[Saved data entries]

——

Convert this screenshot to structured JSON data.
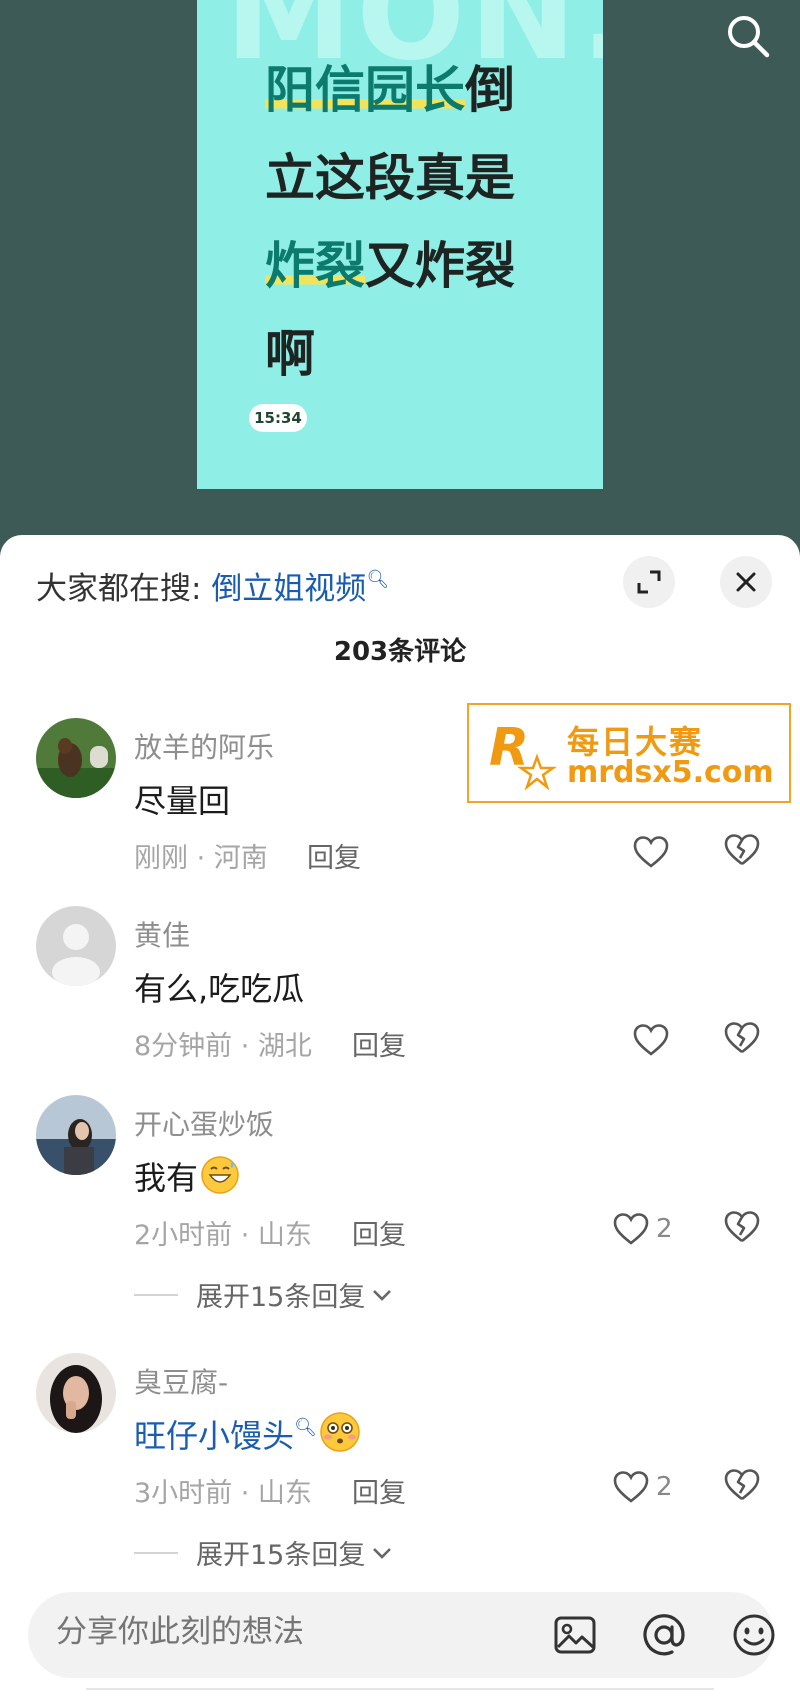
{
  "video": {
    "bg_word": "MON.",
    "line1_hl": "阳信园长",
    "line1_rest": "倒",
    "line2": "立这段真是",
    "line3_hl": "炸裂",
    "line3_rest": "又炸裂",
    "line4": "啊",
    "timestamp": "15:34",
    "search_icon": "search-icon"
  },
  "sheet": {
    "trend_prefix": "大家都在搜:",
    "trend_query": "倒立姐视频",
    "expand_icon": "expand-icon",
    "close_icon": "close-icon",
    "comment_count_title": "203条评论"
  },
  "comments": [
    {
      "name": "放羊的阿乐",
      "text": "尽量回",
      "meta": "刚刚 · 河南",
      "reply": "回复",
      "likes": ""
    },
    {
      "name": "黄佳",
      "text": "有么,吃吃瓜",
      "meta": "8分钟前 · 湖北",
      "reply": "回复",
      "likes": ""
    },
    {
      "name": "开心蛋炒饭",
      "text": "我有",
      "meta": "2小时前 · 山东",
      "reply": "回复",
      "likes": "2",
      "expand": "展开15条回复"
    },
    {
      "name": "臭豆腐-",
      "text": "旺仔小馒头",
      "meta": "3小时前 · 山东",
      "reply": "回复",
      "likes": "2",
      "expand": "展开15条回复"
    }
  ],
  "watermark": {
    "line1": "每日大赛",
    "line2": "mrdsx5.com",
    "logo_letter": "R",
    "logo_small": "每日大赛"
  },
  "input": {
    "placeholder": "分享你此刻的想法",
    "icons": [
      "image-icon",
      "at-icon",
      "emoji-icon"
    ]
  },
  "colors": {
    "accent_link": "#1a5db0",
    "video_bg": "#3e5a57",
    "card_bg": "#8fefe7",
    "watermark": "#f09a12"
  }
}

——

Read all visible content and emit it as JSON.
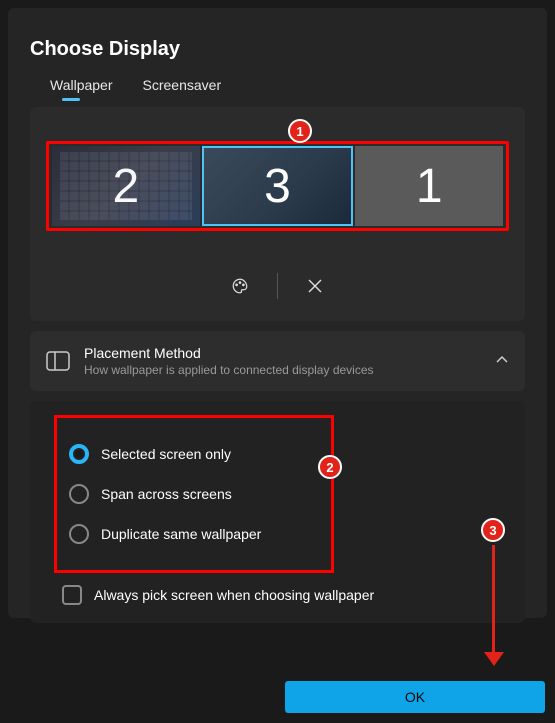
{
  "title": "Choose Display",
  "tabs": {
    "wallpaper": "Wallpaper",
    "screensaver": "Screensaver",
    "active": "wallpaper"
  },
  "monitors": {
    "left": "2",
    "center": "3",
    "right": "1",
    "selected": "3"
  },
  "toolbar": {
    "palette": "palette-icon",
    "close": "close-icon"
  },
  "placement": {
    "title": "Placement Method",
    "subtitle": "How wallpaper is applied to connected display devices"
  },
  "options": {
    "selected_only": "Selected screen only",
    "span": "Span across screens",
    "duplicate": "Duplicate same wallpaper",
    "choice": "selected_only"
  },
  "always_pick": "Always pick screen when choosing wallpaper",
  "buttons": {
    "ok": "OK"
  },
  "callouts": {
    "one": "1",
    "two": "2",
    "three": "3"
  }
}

——

- **Exercise goal**:
Search the entries for the string "JSON" and collect each line that has it.

- **Solution for this exercise**:
Convert this screenshot to structured JSON data.
Read all visible content and emit it as JSON.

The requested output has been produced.